YOUR GOAL
Check every line for the word "JSON" and give the number of lines where it occurs, nothing else.

[Chart and figure data]
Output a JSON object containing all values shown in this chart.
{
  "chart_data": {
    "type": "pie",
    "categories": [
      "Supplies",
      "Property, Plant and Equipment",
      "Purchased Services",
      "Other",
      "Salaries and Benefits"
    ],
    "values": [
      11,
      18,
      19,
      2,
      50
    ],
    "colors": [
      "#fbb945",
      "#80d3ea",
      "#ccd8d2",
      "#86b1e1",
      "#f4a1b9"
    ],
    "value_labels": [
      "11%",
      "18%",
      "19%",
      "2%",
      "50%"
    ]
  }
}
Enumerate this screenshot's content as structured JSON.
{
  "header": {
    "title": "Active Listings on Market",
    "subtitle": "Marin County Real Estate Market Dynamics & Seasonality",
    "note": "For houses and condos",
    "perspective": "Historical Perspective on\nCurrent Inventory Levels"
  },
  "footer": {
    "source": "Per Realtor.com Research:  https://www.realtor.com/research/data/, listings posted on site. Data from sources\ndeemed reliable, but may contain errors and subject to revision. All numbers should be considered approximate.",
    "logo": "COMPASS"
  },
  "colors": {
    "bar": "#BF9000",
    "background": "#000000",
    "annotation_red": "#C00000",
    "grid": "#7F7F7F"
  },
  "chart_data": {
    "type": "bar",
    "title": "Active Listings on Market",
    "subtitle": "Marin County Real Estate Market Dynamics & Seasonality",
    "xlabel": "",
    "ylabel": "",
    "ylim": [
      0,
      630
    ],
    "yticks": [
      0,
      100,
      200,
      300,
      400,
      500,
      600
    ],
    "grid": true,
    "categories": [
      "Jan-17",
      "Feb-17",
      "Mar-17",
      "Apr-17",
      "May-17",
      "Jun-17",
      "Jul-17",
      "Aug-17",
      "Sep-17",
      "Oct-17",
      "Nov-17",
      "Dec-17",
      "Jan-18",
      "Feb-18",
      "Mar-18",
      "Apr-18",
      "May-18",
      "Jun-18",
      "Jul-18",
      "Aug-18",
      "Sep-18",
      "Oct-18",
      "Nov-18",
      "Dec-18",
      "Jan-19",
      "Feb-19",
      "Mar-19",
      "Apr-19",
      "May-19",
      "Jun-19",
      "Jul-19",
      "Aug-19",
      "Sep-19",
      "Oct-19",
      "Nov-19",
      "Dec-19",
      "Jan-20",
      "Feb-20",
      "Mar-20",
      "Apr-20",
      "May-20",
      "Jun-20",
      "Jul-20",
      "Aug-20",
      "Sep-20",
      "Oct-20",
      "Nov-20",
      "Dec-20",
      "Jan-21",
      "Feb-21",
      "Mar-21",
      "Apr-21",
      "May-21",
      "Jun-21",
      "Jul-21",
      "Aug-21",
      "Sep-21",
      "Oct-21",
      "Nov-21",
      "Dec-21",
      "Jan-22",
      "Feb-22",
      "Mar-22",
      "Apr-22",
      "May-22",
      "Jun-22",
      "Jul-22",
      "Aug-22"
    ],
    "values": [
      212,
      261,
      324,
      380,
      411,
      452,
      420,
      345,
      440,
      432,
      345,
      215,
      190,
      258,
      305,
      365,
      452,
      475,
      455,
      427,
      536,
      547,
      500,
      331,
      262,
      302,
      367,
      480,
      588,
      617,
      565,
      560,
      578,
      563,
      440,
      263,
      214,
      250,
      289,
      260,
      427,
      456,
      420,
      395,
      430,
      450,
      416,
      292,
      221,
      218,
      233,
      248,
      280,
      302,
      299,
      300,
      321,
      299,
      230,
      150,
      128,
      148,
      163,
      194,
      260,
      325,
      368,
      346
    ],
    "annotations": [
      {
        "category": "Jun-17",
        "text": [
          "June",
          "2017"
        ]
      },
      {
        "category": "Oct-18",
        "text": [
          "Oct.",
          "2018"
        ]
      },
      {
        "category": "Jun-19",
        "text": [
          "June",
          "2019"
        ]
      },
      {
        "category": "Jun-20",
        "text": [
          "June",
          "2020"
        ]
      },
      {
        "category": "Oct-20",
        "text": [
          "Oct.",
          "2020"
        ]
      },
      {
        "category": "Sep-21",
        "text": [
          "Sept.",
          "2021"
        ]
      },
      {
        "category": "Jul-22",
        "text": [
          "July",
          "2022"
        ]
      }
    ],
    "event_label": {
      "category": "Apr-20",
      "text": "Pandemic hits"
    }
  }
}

EXERCISE ANSWER
2